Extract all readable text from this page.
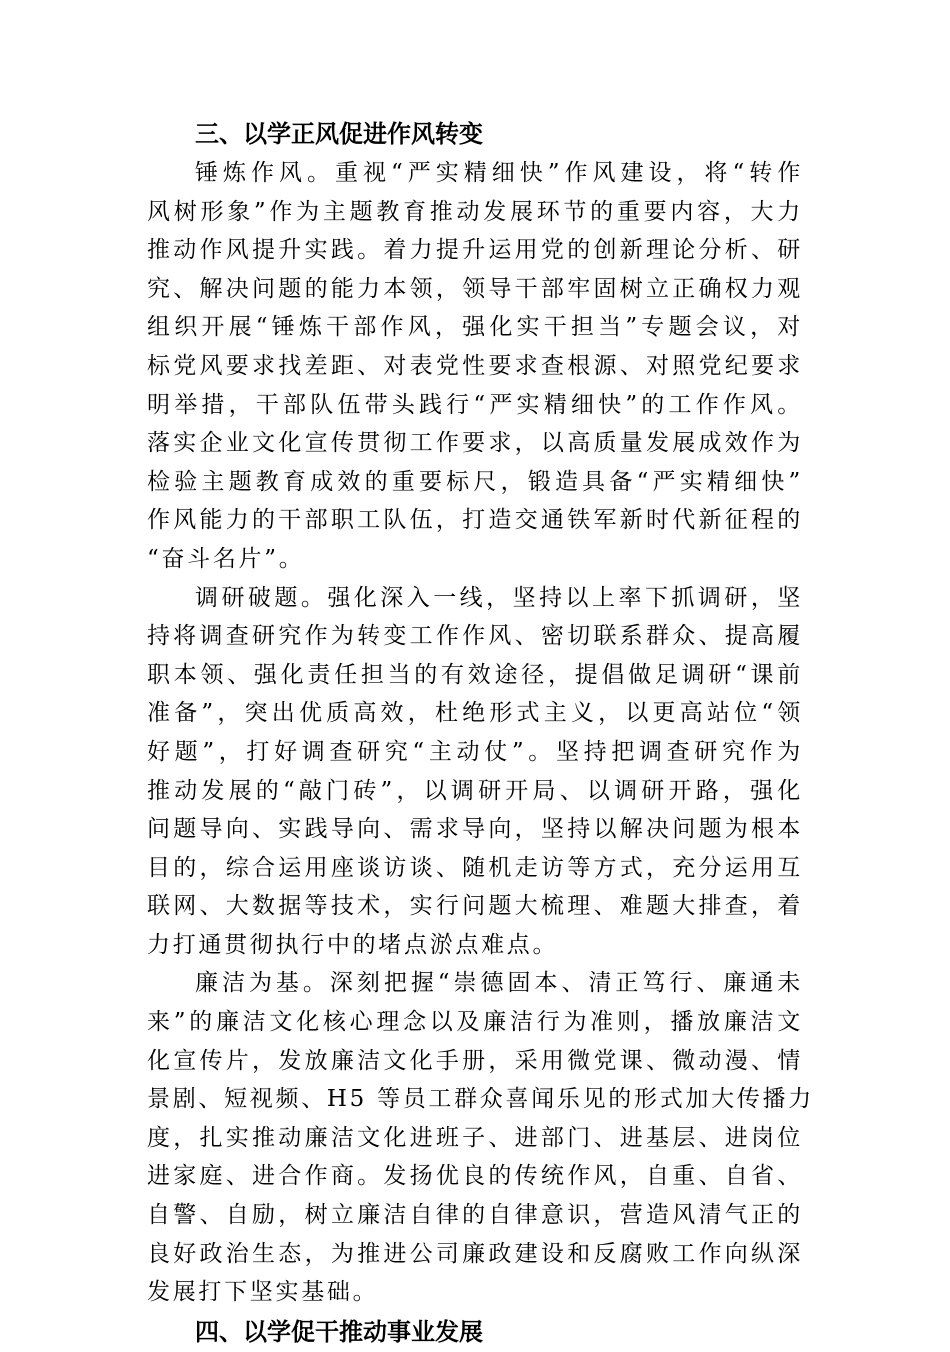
三、以学正风促进作风转变
锤炼作风。重视“严实精细快”作风建设，将“转作
风树形象”作为主题教育推动发展环节的重要内容，大力
推动作风提升实践。着力提升运用党的创新理论分析、研
究、解决问题的能力本领，领导干部牢固树立正确权力观
组织开展“锤炼干部作风，强化实干担当”专题会议，对
标党风要求找差距、对表党性要求查根源、对照党纪要求
明举措，干部队伍带头践行“严实精细快”的工作作风。
落实企业文化宣传贯彻工作要求，以高质量发展成效作为
检验主题教育成效的重要标尺，锻造具备“严实精细快”
作风能力的干部职工队伍，打造交通铁军新时代新征程的
“奋斗名片”。
调研破题。强化深入一线，坚持以上率下抓调研，坚
持将调查研究作为转变工作作风、密切联系群众、提高履
职本领、强化责任担当的有效途径，提倡做足调研“课前
准备”，突出优质高效，杜绝形式主义，以更高站位“领
好题”，打好调查研究“主动仗”。坚持把调查研究作为
推动发展的“敲门砖”，以调研开局、以调研开路，强化
问题导向、实践导向、需求导向，坚持以解决问题为根本
目的，综合运用座谈访谈、随机走访等方式，充分运用互
联网、大数据等技术，实行问题大梳理、难题大排查，着
力打通贯彻执行中的堵点淤点难点。
廉洁为基。深刻把握“崇德固本、清正笃行、廉通未
来”的廉洁文化核心理念以及廉洁行为准则，播放廉洁文
化宣传片，发放廉洁文化手册，采用微党课、微动漫、情
景剧、短视频、H5 等员工群众喜闻乐见的形式加大传播力
度，扎实推动廉洁文化进班子、进部门、进基层、进岗位
进家庭、进合作商。发扬优良的传统作风，自重、自省、
自警、自励，树立廉洁自律的自律意识，营造风清气正的
良好政治生态，为推进公司廉政建设和反腐败工作向纵深
发展打下坚实基础。
四、以学促干推动事业发展
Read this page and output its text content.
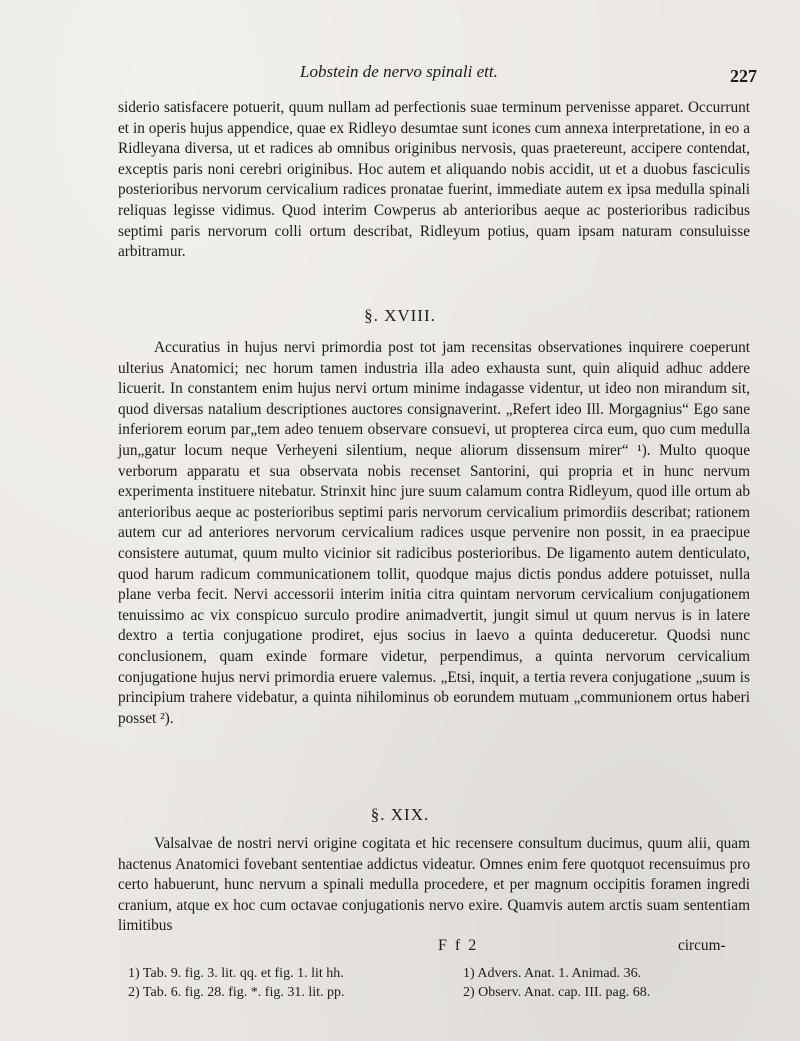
Lobstein de nervo spinali ett.	227

siderio satisfacere potuerit, quum nullam ad perfectionis suae terminum pervenisse apparet. Occurrunt et in operis hujus appendice, quae ex Ridleyo desumtae sunt icones cum annexa interpretatione, in eo a Ridleyana diversa, ut et radices ab omnibus originibus nervosis, quas praetereunt, accipere contendat, exceptis paris noni cerebri originibus. Hoc autem et aliquando nobis accidit, ut et a duobus fasciculis posterioribus nervorum cervicalium radices pronatae fuerint, immediate autem ex ipsa medulla spinali reliquas legisse vidimus. Quod interim Cowperus ab anterioribus aeque ac posterioribus radicibus septimi paris nervorum colli ortum describat, Ridleyum potius, quam ipsam naturam consuluisse arbitramur.

§. XVIII.

Accuratius in hujus nervi primordia post tot jam recensitas observationes inquirere coeperunt ulterius Anatomici; nec horum tamen industria illa adeo exhausta sunt, quin aliquid adhuc addere licuerit. In constantem enim hujus nervi ortum minime indagasse videntur, ut ideo non mirandum sit, quod diversas natalium descriptiones auctores consignaverint. „Refert ideo Ill. Morgagnius“ Ego sane inferiorem eorum par„tem adeo tenuem observare consuevi, ut propterea circa eum, quo cum medulla jun„gatur locum neque Verheyeni silentium, neque aliorum dissensum mirer“ ¹). Multo quoque verborum apparatu et sua observata nobis recenset Santorini, qui propria et in hunc nervum experimenta instituere nitebatur. Strinxit hinc jure suum calamum contra Ridleyum, quod ille ortum ab anterioribus aeque ac posterioribus septimi paris nervorum cervicalium primordiis describat; rationem autem cur ad anteriores nervorum cervicalium radices usque pervenire non possit, in ea praecipue consistere autumat, quum multo vicinior sit radicibus posterioribus. De ligamento autem denticulato, quod harum radicum communicationem tollit, quodque majus dictis pondus addere potuisset, nulla plane verba fecit. Nervi accessorii interim initia citra quintam nervorum cervicalium conjugationem tenuissimo ac vix conspicuo surculo prodire animadvertit, jungit simul ut quum nervus is in latere dextro a tertia conjugatione prodiret, ejus socius in laevo a quinta deduceretur. Quodsi nunc conclusionem, quam exinde formare videtur, perpendimus, a quinta nervorum cervicalium conjugatione hujus nervi primordia eruere valemus. „Etsi, inquit, a tertia revera conjugatione „suum is principium trahere videbatur, a quinta nihilominus ob eorundem mutuam „communionem ortus haberi posset ²).

§. XIX.

Valsalvae de nostri nervi origine cogitata et hic recensere consultum ducimus, quum alii, quam hactenus Anatomici fovebant sententiae addictus videatur. Omnes enim fere quotquot recensuimus pro certo habuerunt, hunc nervum a spinali medulla procedere, et per magnum occipitis foramen ingredi cranium, atque ex hoc cum octavae conjugationis nervo exire. Quamvis autem arctis suam sententiam limitibus

F f 2	circum-
1) Tab. 9. fig. 3. lit. qq. et fig. 1. lit hh.
2) Tab. 6. fig. 28. fig. *. fig. 31. lit. pp.
1) Advers. Anat. 1. Animad. 36.
2) Observ. Anat. cap. III. pag. 68.
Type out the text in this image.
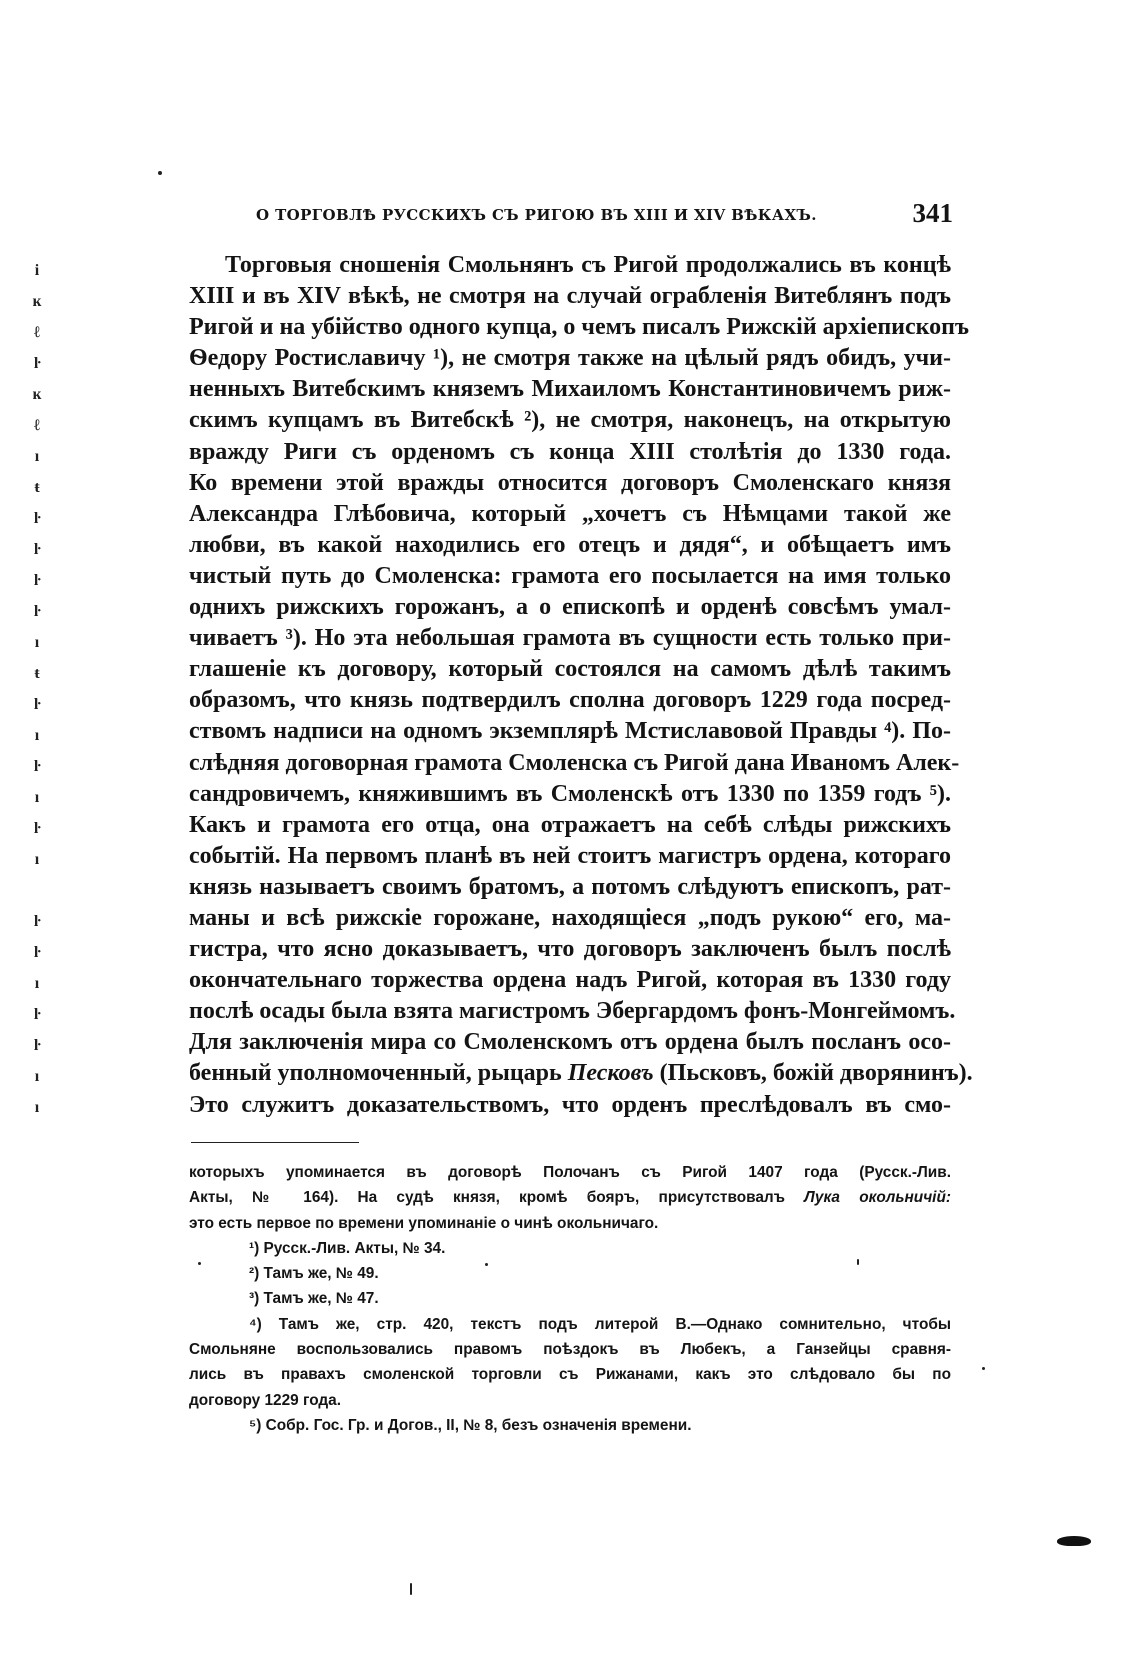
О ТОРГОВЛѢ РУССКИХЪ СЪ РИГОЮ ВЪ XIII И XIV ВѢКАХЪ.	341
i
ĸ
ℓ
ŀ
ĸ
ℓ
ı
ŧ
ŀ
ŀ
ŀ
ŀ
ı
ŧ
ŀ
ı
ŀ
ı
ŀ
ı
ŀ
ŀ
ı
ŀ
ŀ
ı
ı
Торговыя сношенія Смольнянъ съ Ригой продолжались въ концѣ
XIII и въ XIV вѣкѣ, не смотря на случай ограбленія Витеблянъ подъ
Ригой и на убійство одного купца, о чемъ писалъ Рижскій архіепископъ
Ѳедору Ростиславичу ¹), не смотря также на цѣлый рядъ обидъ, учи-
ненныхъ Витебскимъ княземъ Михаиломъ Константиновичемъ риж-
скимъ купцамъ въ Витебскѣ ²), не смотря, наконецъ, на открытую
вражду Риги съ орденомъ съ конца XIII столѣтія до 1330 года.
Ко времени этой вражды относится договоръ Смоленскаго князя
Александра Глѣбовича, который „хочетъ съ Нѣмцами такой же
любви, въ какой находились его отецъ и дядя“, и обѣщаетъ имъ
чистый путь до Смоленска: грамота его посылается на имя только
однихъ рижскихъ горожанъ, а о епископѣ и орденѣ совсѣмъ умал-
чиваетъ ³). Но эта небольшая грамота въ сущности есть только при-
глашеніе къ договору, который состоялся на самомъ дѣлѣ такимъ
образомъ, что князь подтвердилъ сполна договоръ 1229 года посред-
ствомъ надписи на одномъ экземплярѣ Мстиславовой Правды ⁴). По-
слѣдняя договорная грамота Смоленска съ Ригой дана Иваномъ Алек-
сандровичемъ, княжившимъ въ Смоленскѣ отъ 1330 по 1359 годъ ⁵).
Какъ и грамота его отца, она отражаетъ на себѣ слѣды рижскихъ
событій. На первомъ планѣ въ ней стоитъ магистръ ордена, котораго
князь называетъ своимъ братомъ, а потомъ слѣдуютъ епископъ, рат-
маны и всѣ рижскіе горожане, находящіеся „подъ рукою“ его, ма-
гистра, что ясно доказываетъ, что договоръ заключенъ былъ послѣ
окончательнаго торжества ордена надъ Ригой, которая въ 1330 году
послѣ осады была взята магистромъ Эбергардомъ фонъ-Монгеймомъ.
Для заключенія мира со Смоленскомъ отъ ордена былъ посланъ осо-
бенный уполномоченный, рыцарь Песковъ (Пьсковъ, божій дворянинъ).
Это служитъ доказательствомъ, что орденъ преслѣдовалъ въ смо-
которыхъ упоминается въ договорѣ Полочанъ съ Ригой 1407 года (Русск.-Лив.
Акты, № 164). На судѣ князя, кромѣ бояръ, присутствовалъ Лука окольничій:
это есть первое по времени упоминаніе о чинѣ окольничаго.
¹) Русск.-Лив. Акты, № 34.
²) Тамъ же, № 49.
³) Тамъ же, № 47.
⁴) Тамъ же, стр. 420, текстъ подъ литерой В.—Однако сомнительно, чтобы
Смольняне воспользовались правомъ поѣздокъ въ Любекъ, а Ганзейцы сравня-
лись въ правахъ смоленской торговли съ Рижанами, какъ это слѣдовало бы по
договору 1229 года.
⁵) Собр. Гос. Гр. и Догов., II, № 8, безъ означенія времени.
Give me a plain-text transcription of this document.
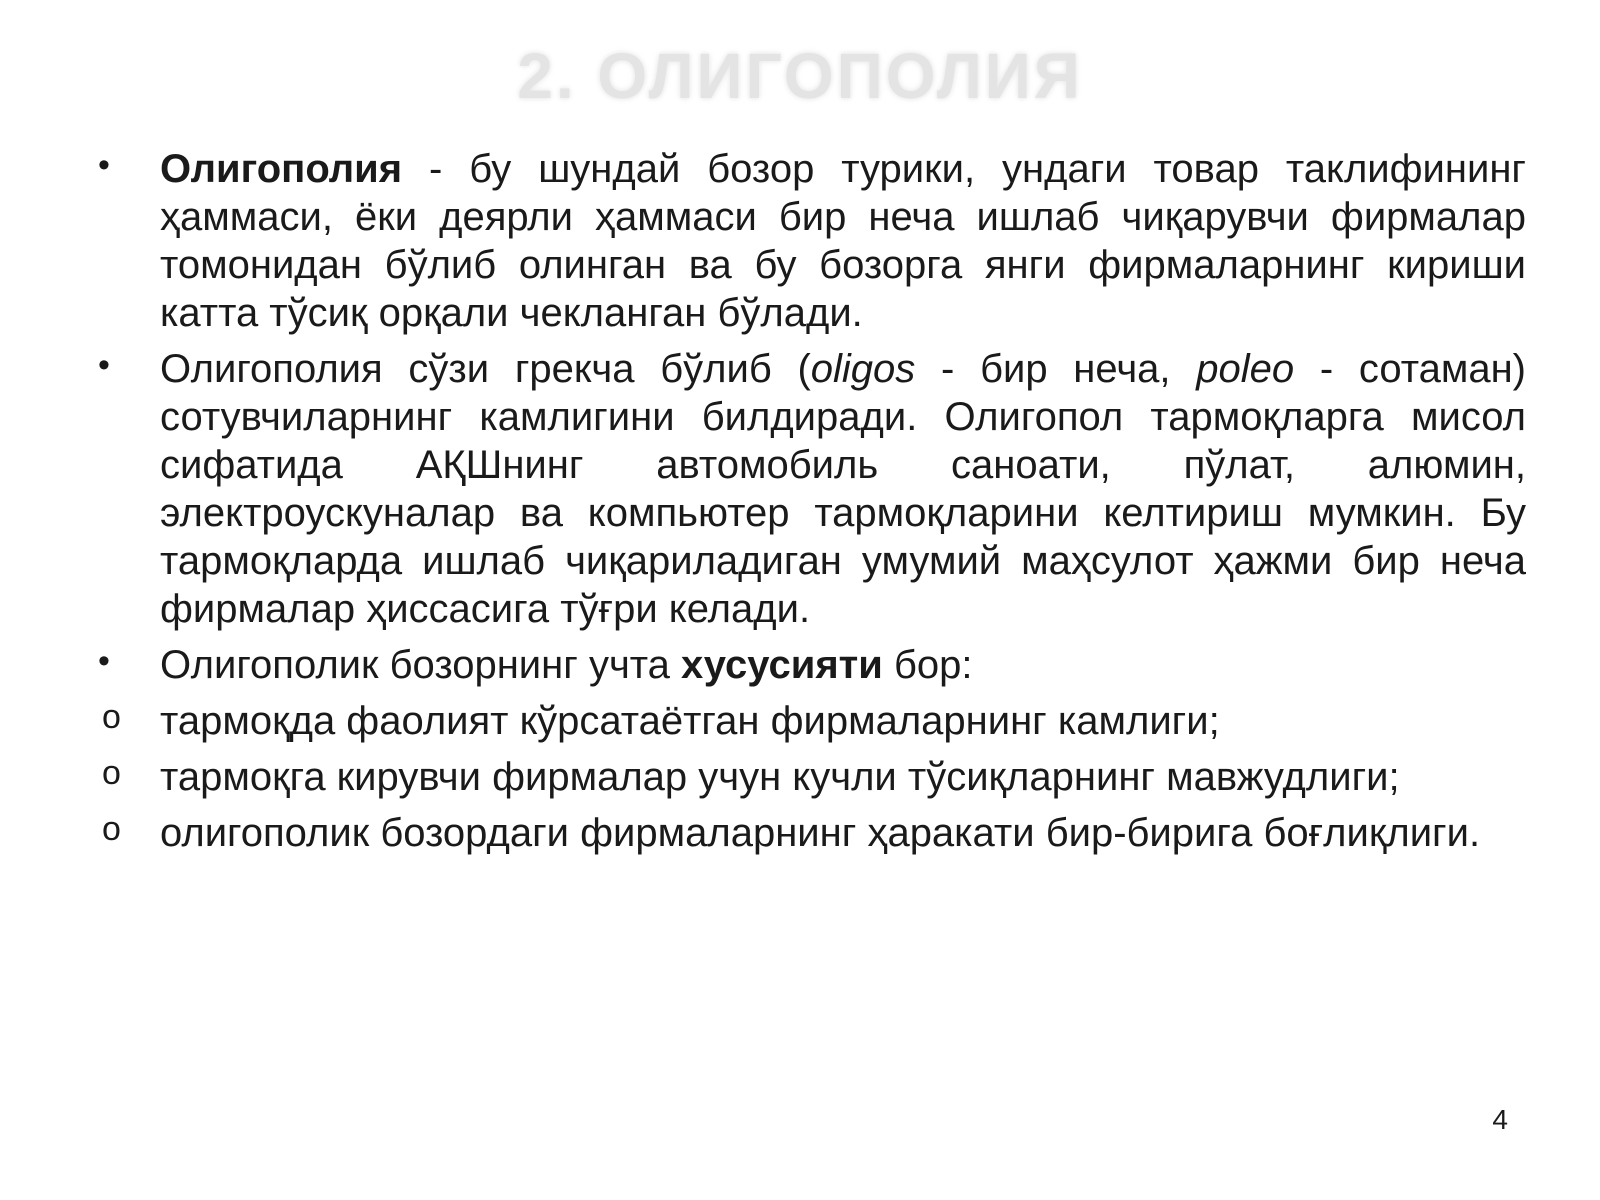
2. ОЛИГОПОЛИЯ
•	Олигополия - бу шундай бозор турики, ундаги товар таклифининг ҳаммаси, ёки деярли ҳаммаси бир неча ишлаб чиқарувчи фирмалар томонидан бўлиб олинган ва бу бозорга янги фирмаларнинг кириши катта тўсиқ орқали чекланган бўлади.

•	Олигополия сўзи грекча бўлиб (oligos - бир неча, poleo - сотаман) сотувчиларнинг камлигини билдиради. Олигопол тармоқларга мисол сифатида АҚШнинг автомобиль саноати, пўлат, алюмин, электроускуналар ва компьютер тармоқларини келтириш мумкин. Бу тармоқларда ишлаб чиқариладиган умумий маҳсулот ҳажми бир неча фирмалар ҳиссасига тўғри келади.

•	Олигополик бозорнинг учта хусусияти бор:

o тармоқда фаолият кўрсатаётган фирмаларнинг камлиги;

o тармоқга кирувчи фирмалар учун кучли тўсиқларнинг мавжудлиги;

o олигополик бозордаги фирмаларнинг ҳаракати бир-бирига боғлиқлиги.

4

* [Directive]: Find the string "page" in the listing and return every line that holds it.

* [Result of this task]:
Extract all readable text from this page.
Read this page and output its text content.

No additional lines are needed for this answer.